--- BEGIN ---

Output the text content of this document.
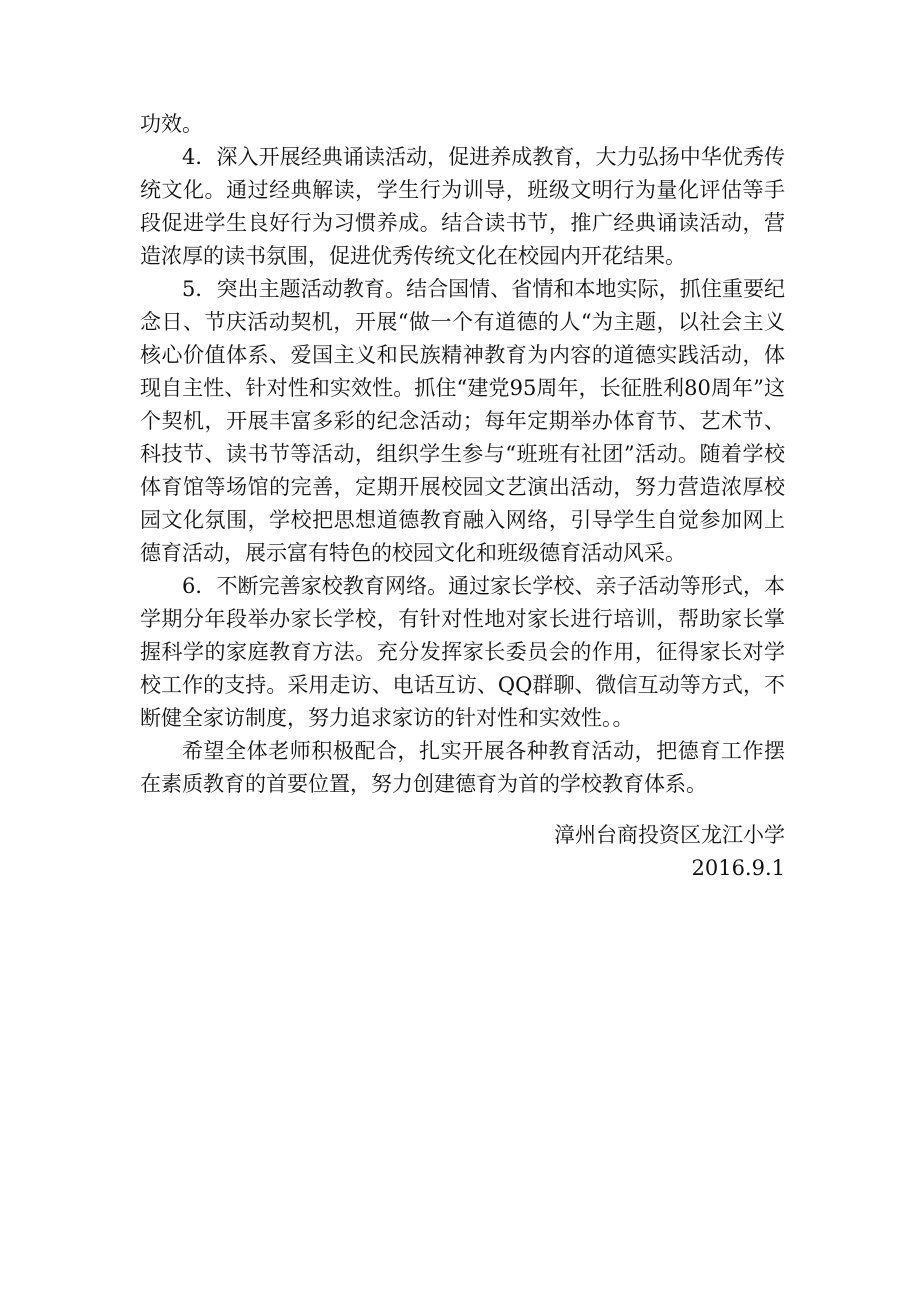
功效。

4．深入开展经典诵读活动，促进养成教育，大力弘扬中华优秀传统文化。通过经典解读，学生行为训导，班级文明行为量化评估等手段促进学生良好行为习惯养成。结合读书节，推广经典诵读活动，营造浓厚的读书氛围，促进优秀传统文化在校园内开花结果。

5．突出主题活动教育。结合国情、省情和本地实际，抓住重要纪念日、节庆活动契机，开展“做一个有道德的人“为主题，以社会主义核心价值体系、爱国主义和民族精神教育为内容的道德实践活动，体现自主性、针对性和实效性。抓住“建党95周年，长征胜利80周年”这个契机，开展丰富多彩的纪念活动；每年定期举办体育节、艺术节、科技节、读书节等活动，组织学生参与“班班有社团”活动。随着学校体育馆等场馆的完善，定期开展校园文艺演出活动，努力营造浓厚校园文化氛围，学校把思想道德教育融入网络，引导学生自觉参加网上德育活动，展示富有特色的校园文化和班级德育活动风采。

6．不断完善家校教育网络。通过家长学校、亲子活动等形式，本学期分年段举办家长学校，有针对性地对家长进行培训，帮助家长掌握科学的家庭教育方法。充分发挥家长委员会的作用，征得家长对学校工作的支持。采用走访、电话互访、QQ群聊、微信互动等方式，不断健全家访制度，努力追求家访的针对性和实效性。。

希望全体老师积极配合，扎实开展各种教育活动，把德育工作摆在素质教育的首要位置，努力创建德育为首的学校教育体系。

漳州台商投资区龙江小学
2016.9.1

--- END ---

_Exercise directions_: Take the listing above and print it exactly, apart from the pictures.

_Written reply_:
Output the text content of this document.
功效。

4．深入开展经典诵读活动，促进养成教育，大力弘扬中华优秀传统文化。通过经典解读，学生行为训导，班级文明行为量化评估等手段促进学生良好行为习惯养成。结合读书节，推广经典诵读活动，营造浓厚的读书氛围，促进优秀传统文化在校园内开花结果。

5．突出主题活动教育。结合国情、省情和本地实际，抓住重要纪念日、节庆活动契机，开展“做一个有道德的人“为主题，以社会主义核心价值体系、爱国主义和民族精神教育为内容的道德实践活动，体现自主性、针对性和实效性。抓住“建党95周年，长征胜利80周年”这个契机，开展丰富多彩的纪念活动；每年定期举办体育节、艺术节、科技节、读书节等活动，组织学生参与“班班有社团”活动。随着学校体育馆等场馆的完善，定期开展校园文艺演出活动，努力营造浓厚校园文化氛围，学校把思想道德教育融入网络，引导学生自觉参加网上德育活动，展示富有特色的校园文化和班级德育活动风采。

6．不断完善家校教育网络。通过家长学校、亲子活动等形式，本学期分年段举办家长学校，有针对性地对家长进行培训，帮助家长掌握科学的家庭教育方法。充分发挥家长委员会的作用，征得家长对学校工作的支持。采用走访、电话互访、QQ群聊、微信互动等方式，不断健全家访制度，努力追求家访的针对性和实效性。。

希望全体老师积极配合，扎实开展各种教育活动，把德育工作摆在素质教育的首要位置，努力创建德育为首的学校教育体系。

漳州台商投资区龙江小学
2016.9.1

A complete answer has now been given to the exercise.